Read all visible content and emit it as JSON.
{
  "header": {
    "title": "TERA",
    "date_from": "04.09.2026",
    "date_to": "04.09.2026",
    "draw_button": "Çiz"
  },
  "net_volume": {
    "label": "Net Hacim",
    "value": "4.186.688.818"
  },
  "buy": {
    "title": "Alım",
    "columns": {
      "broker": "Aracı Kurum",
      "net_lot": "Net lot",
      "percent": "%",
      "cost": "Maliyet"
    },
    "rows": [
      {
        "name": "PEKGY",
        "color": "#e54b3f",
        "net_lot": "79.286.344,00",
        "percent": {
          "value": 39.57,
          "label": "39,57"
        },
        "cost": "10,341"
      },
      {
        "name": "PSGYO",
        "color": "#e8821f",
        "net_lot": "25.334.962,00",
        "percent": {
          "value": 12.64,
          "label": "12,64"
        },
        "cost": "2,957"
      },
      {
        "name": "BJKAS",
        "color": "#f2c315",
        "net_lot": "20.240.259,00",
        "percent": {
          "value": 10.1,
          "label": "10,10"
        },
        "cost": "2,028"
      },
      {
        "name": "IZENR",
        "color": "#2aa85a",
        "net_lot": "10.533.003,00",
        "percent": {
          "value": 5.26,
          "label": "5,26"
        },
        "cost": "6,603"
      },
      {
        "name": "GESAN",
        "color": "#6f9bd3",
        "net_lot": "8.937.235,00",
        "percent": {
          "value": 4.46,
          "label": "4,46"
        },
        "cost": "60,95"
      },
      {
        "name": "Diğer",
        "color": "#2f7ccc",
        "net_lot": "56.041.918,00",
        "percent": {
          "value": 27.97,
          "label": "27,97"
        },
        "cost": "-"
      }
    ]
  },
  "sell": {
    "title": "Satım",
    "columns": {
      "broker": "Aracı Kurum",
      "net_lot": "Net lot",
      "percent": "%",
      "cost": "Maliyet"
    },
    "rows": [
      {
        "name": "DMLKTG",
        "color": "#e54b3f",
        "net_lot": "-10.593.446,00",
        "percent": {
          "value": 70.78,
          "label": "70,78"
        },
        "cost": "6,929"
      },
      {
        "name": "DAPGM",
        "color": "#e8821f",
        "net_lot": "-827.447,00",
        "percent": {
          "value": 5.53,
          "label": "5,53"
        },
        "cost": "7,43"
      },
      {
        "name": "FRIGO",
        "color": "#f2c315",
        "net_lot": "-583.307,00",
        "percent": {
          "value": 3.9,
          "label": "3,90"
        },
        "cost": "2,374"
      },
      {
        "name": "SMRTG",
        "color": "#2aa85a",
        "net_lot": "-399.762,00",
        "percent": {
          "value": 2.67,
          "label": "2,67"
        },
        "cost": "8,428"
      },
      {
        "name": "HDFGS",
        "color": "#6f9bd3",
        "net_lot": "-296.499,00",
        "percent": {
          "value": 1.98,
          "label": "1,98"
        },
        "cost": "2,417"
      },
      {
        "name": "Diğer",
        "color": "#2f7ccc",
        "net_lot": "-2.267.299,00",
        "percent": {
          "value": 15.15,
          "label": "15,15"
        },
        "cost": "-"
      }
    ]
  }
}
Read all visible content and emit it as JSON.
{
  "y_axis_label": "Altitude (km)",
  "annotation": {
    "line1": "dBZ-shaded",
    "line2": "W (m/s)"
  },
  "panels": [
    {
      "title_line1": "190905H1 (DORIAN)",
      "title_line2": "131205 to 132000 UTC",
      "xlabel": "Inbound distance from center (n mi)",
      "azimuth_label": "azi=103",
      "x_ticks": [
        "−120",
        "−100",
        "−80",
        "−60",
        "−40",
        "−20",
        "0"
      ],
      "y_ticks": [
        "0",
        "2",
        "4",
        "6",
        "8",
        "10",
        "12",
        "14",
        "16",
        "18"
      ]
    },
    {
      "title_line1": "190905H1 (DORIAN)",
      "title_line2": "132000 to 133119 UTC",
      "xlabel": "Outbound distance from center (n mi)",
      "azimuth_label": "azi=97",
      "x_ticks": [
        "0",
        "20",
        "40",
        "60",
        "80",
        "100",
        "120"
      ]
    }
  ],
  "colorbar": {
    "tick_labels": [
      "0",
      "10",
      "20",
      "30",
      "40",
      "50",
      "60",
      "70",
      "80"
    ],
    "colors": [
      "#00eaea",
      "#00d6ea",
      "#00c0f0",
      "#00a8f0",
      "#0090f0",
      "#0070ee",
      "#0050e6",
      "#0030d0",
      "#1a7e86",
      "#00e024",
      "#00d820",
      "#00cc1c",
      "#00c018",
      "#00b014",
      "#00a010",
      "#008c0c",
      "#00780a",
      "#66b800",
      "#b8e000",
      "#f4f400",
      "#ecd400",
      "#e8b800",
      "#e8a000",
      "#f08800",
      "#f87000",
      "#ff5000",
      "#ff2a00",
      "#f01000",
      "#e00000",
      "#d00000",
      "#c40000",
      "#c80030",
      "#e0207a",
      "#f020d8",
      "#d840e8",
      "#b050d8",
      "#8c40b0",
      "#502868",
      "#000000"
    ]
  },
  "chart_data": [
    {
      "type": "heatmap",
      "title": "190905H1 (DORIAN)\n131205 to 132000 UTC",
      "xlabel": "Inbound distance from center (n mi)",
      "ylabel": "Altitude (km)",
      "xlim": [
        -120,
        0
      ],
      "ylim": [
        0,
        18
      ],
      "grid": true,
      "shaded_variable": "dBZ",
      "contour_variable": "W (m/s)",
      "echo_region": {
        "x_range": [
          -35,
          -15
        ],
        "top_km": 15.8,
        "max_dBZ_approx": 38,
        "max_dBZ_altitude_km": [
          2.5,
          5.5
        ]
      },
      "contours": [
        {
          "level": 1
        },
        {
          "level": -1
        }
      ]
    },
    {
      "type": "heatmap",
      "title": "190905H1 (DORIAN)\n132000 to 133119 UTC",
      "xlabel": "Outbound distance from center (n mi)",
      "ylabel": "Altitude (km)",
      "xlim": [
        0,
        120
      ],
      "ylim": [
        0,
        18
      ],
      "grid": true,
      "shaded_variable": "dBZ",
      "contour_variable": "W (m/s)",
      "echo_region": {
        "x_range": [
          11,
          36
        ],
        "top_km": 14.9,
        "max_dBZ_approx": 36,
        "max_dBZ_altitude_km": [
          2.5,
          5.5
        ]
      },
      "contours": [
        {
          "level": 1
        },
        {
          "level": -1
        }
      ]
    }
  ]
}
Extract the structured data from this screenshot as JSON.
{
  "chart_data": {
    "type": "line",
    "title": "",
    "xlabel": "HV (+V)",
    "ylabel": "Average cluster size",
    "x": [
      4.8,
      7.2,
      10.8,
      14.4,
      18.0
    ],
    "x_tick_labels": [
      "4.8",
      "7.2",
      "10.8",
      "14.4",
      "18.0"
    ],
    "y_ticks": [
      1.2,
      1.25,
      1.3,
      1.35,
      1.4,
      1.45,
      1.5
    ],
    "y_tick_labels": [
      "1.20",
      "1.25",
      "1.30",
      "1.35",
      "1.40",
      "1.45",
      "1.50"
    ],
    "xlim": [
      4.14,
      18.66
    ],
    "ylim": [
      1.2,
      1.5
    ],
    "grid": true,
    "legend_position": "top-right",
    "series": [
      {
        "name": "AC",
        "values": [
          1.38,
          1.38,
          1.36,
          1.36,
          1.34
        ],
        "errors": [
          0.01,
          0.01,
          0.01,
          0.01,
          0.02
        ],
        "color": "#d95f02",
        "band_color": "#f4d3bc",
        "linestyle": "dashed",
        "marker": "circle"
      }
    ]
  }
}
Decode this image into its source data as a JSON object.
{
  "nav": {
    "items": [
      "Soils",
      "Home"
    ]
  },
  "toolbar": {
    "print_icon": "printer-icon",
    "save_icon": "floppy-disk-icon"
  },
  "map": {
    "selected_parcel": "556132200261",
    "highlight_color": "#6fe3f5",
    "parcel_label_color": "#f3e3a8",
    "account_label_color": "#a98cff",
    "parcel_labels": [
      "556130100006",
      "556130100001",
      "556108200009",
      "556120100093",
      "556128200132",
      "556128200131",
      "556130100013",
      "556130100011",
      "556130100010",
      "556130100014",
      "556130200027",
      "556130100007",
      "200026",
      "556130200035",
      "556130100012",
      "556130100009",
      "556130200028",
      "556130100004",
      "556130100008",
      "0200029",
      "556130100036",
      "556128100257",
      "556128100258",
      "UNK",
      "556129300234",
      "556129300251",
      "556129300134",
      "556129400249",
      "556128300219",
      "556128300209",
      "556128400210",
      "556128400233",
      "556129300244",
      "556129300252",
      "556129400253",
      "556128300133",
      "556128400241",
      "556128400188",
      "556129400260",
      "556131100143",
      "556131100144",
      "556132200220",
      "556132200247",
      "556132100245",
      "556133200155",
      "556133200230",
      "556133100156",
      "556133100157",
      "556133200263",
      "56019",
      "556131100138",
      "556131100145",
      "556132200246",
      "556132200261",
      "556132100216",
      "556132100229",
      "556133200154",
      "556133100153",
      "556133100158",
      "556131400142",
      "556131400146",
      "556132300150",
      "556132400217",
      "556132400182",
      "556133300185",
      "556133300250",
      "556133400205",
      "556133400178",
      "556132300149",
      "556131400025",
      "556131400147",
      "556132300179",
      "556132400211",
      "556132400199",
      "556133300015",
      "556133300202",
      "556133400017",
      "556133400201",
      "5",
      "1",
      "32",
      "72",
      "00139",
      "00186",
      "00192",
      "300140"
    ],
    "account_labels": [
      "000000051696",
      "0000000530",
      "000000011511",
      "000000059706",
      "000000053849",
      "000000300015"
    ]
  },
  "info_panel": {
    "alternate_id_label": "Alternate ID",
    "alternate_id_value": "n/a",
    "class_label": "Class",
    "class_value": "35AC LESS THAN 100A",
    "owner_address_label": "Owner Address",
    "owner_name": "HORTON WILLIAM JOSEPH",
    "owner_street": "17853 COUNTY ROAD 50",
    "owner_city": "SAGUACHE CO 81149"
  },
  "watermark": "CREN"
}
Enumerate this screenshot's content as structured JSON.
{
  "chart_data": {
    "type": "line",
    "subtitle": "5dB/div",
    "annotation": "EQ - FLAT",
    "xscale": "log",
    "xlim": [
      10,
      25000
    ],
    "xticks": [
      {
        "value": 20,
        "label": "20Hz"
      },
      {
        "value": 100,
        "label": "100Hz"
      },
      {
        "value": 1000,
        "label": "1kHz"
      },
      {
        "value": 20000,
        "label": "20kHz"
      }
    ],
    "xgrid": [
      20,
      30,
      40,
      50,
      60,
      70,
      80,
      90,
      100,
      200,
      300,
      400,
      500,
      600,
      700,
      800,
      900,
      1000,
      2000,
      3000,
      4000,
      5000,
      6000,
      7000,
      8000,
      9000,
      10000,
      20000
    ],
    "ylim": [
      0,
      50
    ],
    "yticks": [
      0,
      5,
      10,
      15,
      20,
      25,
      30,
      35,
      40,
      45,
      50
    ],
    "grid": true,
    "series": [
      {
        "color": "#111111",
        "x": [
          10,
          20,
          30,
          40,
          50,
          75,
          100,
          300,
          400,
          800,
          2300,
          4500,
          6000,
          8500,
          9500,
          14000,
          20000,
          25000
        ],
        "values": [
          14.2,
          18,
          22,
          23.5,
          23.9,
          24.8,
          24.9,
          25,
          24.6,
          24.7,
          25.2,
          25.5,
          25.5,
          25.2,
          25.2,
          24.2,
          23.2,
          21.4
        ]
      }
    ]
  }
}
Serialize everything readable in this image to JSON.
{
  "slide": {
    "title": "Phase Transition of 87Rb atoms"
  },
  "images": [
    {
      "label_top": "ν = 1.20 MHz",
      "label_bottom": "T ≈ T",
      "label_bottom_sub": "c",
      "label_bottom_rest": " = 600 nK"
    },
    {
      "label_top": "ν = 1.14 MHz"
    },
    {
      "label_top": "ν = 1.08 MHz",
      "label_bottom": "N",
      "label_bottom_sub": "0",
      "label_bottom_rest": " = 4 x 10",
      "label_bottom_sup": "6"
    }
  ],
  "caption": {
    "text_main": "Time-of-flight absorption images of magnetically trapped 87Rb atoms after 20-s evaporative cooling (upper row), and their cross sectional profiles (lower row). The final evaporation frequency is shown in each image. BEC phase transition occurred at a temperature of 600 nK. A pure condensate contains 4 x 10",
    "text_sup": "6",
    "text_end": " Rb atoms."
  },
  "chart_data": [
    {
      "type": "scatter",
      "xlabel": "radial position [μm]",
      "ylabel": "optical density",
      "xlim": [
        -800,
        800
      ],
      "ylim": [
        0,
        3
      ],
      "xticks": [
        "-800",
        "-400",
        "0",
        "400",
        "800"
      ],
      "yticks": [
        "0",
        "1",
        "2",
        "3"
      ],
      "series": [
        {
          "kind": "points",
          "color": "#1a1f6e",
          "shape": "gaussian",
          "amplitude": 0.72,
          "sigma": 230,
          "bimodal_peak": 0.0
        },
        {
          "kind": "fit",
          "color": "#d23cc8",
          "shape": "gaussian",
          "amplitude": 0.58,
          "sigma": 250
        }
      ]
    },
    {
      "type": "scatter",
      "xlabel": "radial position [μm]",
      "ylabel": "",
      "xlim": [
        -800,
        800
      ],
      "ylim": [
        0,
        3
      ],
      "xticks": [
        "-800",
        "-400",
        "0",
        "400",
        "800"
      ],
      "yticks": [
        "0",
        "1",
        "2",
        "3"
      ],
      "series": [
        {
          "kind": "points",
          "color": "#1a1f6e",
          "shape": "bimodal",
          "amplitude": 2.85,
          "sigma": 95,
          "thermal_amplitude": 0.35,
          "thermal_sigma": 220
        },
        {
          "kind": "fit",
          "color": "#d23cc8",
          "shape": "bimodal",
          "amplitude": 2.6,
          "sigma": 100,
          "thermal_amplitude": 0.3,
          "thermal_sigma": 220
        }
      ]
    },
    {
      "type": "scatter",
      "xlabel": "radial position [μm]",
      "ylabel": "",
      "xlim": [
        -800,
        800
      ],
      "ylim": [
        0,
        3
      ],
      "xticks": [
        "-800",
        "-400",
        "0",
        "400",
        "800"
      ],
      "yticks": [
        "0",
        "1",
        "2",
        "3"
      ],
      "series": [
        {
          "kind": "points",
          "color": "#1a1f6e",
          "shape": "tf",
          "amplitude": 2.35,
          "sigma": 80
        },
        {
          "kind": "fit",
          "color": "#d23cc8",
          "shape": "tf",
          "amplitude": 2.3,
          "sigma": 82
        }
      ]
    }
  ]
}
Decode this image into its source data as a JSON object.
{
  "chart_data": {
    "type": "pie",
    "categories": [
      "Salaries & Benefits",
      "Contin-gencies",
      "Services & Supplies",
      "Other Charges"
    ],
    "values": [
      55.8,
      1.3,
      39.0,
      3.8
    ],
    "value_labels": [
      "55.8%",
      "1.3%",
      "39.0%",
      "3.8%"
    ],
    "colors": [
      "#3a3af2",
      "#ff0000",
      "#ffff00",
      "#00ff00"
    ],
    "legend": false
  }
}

Task statement.
Determine the number of lines in the entries above where the string "JSON" appears. Answer with the number alone.

Output.
7